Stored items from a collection

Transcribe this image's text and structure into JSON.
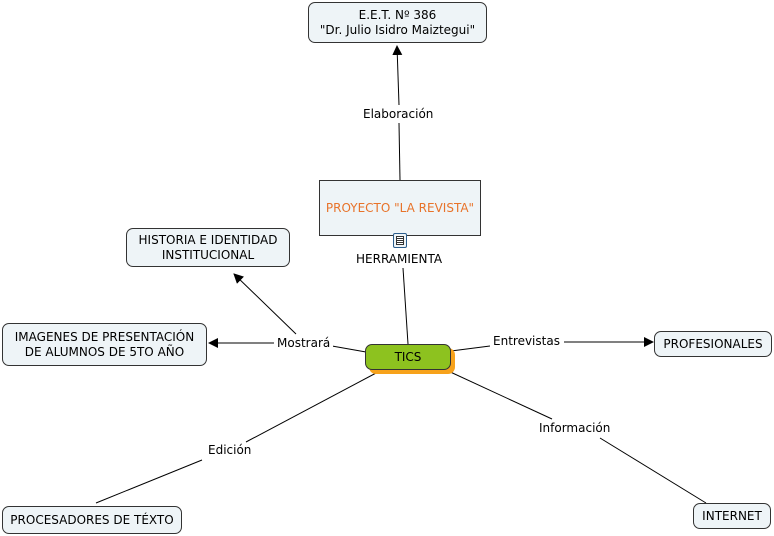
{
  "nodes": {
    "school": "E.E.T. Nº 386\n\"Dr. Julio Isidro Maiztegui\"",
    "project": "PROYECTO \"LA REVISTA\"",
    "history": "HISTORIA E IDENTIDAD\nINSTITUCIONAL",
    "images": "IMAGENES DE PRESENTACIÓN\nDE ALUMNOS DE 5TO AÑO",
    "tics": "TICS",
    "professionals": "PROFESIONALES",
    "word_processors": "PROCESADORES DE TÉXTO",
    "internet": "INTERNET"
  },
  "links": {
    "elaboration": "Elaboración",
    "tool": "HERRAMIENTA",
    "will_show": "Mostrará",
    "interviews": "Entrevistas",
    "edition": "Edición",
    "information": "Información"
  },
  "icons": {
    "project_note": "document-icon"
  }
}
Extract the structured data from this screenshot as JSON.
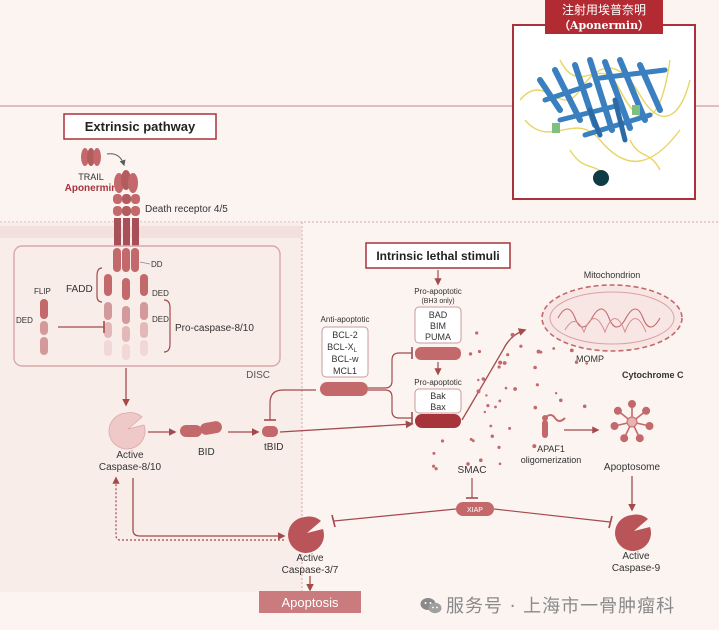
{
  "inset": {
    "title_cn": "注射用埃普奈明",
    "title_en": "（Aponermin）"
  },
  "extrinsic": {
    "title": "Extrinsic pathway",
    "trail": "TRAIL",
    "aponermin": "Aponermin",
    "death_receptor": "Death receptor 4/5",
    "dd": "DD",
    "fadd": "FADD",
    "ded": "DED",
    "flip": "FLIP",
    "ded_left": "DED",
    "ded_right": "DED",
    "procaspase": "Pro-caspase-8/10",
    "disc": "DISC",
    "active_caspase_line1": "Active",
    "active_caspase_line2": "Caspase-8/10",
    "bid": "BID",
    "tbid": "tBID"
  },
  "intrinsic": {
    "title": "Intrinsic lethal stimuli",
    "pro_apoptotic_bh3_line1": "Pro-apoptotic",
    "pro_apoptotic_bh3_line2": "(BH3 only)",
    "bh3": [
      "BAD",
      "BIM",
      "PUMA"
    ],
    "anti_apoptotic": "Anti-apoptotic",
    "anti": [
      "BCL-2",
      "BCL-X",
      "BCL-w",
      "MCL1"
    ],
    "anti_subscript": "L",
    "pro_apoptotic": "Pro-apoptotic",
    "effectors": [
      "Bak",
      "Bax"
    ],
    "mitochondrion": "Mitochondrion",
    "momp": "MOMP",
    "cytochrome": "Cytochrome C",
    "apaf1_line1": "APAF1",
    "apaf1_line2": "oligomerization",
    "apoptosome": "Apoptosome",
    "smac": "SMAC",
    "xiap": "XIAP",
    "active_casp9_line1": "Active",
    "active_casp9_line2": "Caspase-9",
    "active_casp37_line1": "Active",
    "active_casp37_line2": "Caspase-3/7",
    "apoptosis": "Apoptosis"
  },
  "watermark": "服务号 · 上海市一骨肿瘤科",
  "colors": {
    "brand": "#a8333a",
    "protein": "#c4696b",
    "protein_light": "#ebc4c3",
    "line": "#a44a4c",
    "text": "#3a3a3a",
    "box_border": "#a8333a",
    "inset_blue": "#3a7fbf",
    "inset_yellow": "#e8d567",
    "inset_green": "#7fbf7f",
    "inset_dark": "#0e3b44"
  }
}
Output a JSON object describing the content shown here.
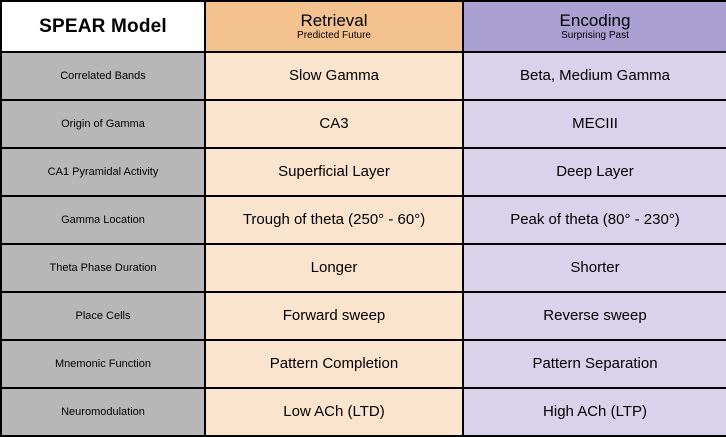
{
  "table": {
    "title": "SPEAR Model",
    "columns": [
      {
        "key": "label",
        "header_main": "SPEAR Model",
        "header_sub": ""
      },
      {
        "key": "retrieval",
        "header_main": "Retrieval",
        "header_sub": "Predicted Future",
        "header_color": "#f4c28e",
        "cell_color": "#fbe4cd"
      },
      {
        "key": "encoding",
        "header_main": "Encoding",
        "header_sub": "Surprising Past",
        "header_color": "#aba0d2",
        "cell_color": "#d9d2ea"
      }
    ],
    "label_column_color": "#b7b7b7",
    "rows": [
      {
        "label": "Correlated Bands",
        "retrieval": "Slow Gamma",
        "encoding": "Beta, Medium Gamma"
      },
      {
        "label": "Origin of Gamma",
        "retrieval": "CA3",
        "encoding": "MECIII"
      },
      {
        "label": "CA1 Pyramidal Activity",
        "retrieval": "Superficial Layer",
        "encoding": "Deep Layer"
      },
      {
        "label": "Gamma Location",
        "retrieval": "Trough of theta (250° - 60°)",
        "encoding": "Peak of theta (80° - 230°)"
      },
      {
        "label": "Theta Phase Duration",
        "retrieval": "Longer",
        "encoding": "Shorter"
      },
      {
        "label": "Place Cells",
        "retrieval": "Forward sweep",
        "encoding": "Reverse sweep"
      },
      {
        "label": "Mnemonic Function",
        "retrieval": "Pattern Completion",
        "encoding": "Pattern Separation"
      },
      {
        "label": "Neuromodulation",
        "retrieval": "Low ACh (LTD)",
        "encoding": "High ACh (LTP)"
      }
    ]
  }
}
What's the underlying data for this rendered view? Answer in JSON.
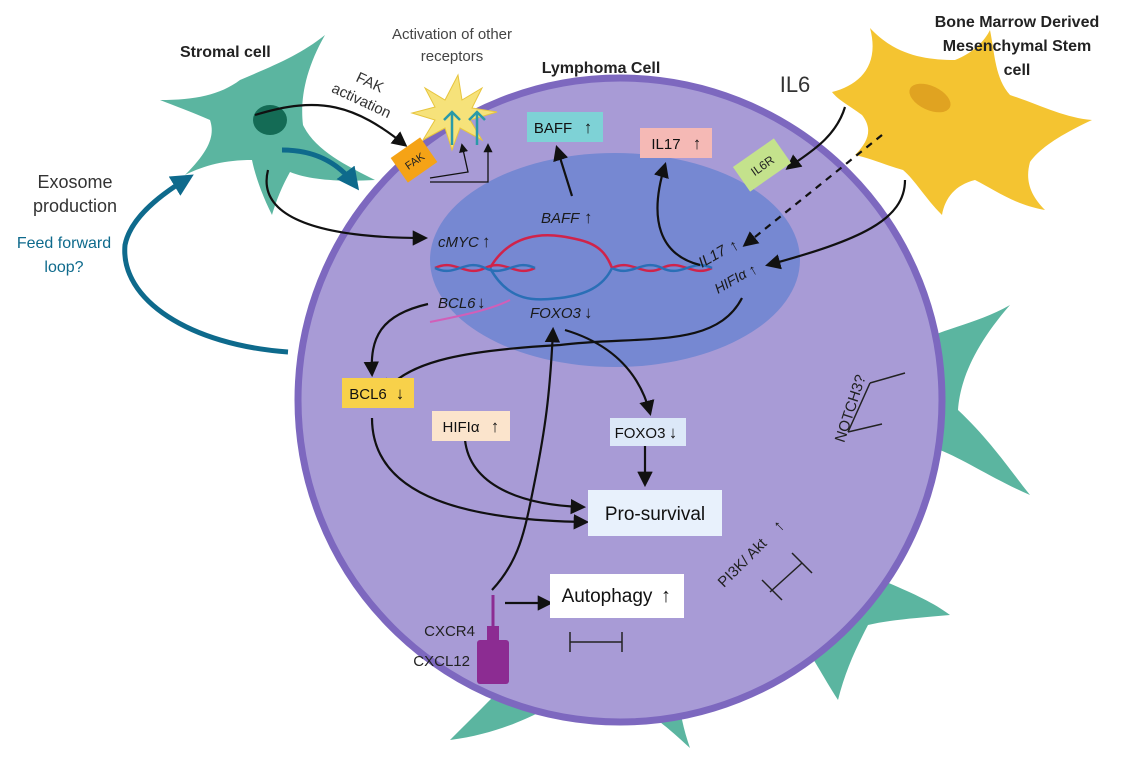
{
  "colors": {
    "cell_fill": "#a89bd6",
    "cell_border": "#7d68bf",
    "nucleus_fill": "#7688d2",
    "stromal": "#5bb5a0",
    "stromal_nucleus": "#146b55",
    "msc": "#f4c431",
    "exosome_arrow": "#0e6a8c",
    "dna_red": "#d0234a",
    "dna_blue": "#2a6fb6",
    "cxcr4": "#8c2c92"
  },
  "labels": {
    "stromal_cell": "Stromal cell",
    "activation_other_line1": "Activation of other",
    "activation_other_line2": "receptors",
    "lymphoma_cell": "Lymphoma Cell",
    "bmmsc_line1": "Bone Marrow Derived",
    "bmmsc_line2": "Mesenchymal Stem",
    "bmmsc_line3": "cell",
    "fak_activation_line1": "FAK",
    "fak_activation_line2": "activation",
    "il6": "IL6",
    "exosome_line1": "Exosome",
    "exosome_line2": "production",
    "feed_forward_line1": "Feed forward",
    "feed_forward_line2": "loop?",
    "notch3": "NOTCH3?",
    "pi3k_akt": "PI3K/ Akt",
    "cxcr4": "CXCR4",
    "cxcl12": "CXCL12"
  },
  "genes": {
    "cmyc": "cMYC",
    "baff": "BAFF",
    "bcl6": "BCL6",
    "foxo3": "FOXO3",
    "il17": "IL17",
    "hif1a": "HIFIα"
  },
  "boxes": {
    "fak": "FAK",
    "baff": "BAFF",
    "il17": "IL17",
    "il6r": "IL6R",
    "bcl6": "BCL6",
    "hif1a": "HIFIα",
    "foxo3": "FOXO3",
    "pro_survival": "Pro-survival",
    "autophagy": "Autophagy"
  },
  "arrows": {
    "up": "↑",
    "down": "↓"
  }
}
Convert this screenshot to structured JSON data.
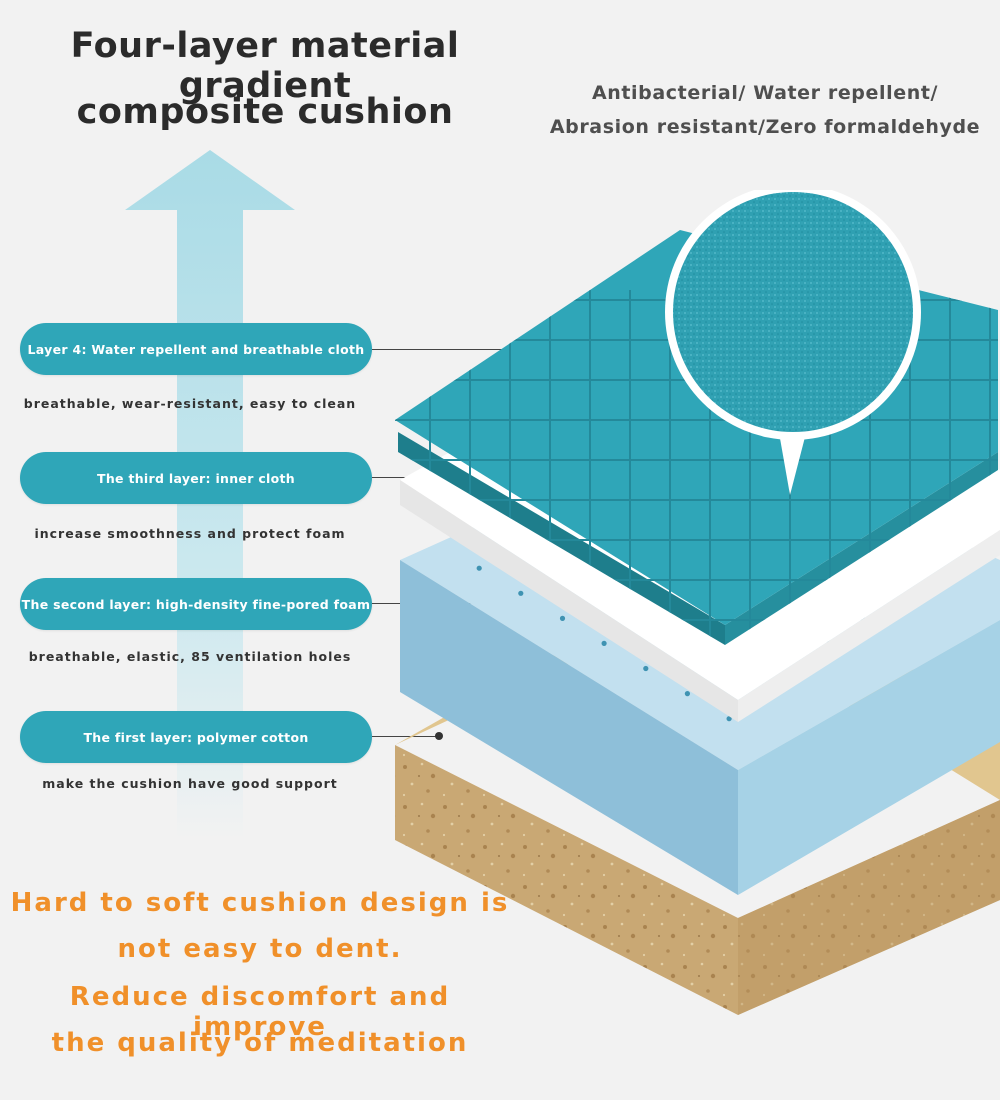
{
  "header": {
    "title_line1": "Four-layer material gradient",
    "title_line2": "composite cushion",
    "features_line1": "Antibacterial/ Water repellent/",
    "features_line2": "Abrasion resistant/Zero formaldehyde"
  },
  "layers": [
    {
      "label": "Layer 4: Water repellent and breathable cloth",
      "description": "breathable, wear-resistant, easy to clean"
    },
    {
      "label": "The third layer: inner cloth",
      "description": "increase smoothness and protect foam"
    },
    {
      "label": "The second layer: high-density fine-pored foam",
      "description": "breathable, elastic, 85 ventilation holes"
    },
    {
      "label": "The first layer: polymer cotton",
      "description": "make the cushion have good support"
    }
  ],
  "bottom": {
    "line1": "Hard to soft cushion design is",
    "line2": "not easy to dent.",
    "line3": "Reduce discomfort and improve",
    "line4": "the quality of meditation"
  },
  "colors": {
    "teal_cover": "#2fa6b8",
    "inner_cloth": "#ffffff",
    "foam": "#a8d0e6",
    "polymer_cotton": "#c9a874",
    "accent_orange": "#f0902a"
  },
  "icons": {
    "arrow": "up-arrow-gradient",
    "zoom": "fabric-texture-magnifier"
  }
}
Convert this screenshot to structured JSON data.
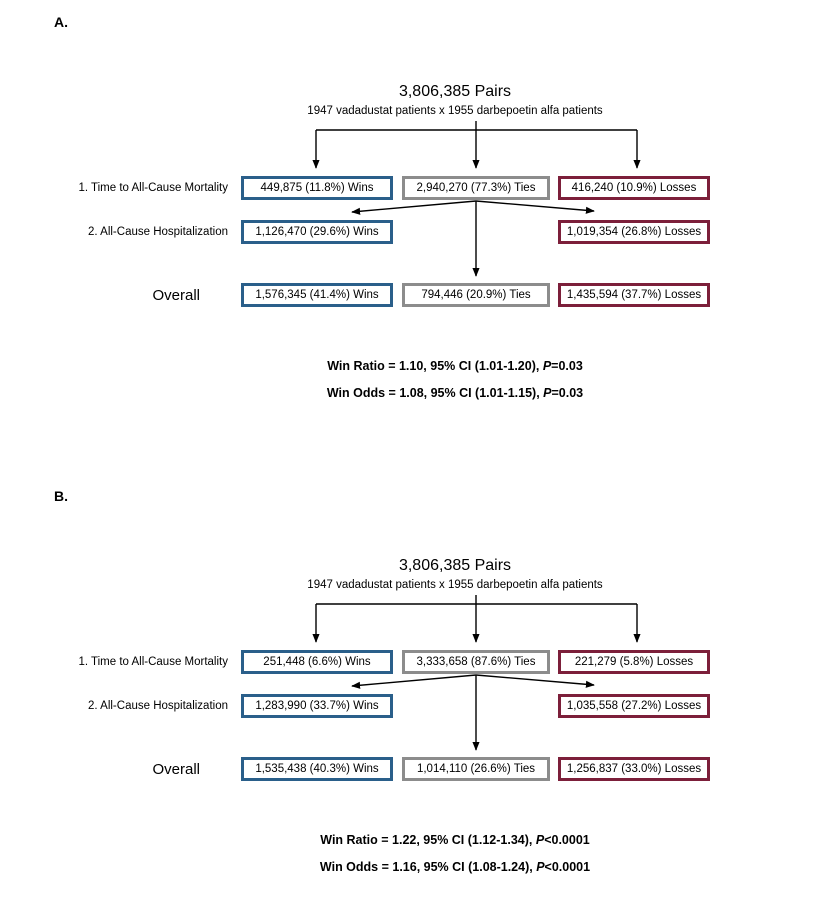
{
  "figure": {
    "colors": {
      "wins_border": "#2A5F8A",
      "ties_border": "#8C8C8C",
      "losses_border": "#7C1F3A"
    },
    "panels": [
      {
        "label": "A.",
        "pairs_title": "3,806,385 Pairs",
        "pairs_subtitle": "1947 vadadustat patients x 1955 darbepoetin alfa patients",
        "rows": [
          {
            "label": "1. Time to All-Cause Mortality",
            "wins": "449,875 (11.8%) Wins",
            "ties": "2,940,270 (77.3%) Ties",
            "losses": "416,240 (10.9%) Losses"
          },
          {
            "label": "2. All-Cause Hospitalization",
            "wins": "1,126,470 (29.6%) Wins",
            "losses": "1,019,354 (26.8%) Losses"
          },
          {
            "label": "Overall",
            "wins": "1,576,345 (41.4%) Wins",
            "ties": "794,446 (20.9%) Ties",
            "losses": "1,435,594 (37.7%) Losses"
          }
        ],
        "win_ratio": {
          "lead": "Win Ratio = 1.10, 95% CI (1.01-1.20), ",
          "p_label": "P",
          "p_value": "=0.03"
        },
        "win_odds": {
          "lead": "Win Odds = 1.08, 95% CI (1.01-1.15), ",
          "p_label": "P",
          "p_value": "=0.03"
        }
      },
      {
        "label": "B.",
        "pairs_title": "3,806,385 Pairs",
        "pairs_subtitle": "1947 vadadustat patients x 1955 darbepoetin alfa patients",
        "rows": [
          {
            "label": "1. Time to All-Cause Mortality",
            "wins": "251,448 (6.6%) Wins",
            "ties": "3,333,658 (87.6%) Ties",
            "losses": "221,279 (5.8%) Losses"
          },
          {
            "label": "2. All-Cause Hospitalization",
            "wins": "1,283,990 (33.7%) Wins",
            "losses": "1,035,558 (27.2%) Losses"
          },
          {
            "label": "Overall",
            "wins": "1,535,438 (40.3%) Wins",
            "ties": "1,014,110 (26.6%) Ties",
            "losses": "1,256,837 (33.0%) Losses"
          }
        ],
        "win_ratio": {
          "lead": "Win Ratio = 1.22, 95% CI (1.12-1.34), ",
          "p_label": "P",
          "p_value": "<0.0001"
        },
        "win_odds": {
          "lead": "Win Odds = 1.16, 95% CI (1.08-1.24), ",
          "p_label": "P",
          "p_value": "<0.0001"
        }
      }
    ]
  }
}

Task details – Among the lines above, please find those with "repellent" and copy them.

Task response –
    "features_line1": "Antibacterial/ Water repellent/",
      "label": "Layer 4: Water repellent and breathable cloth",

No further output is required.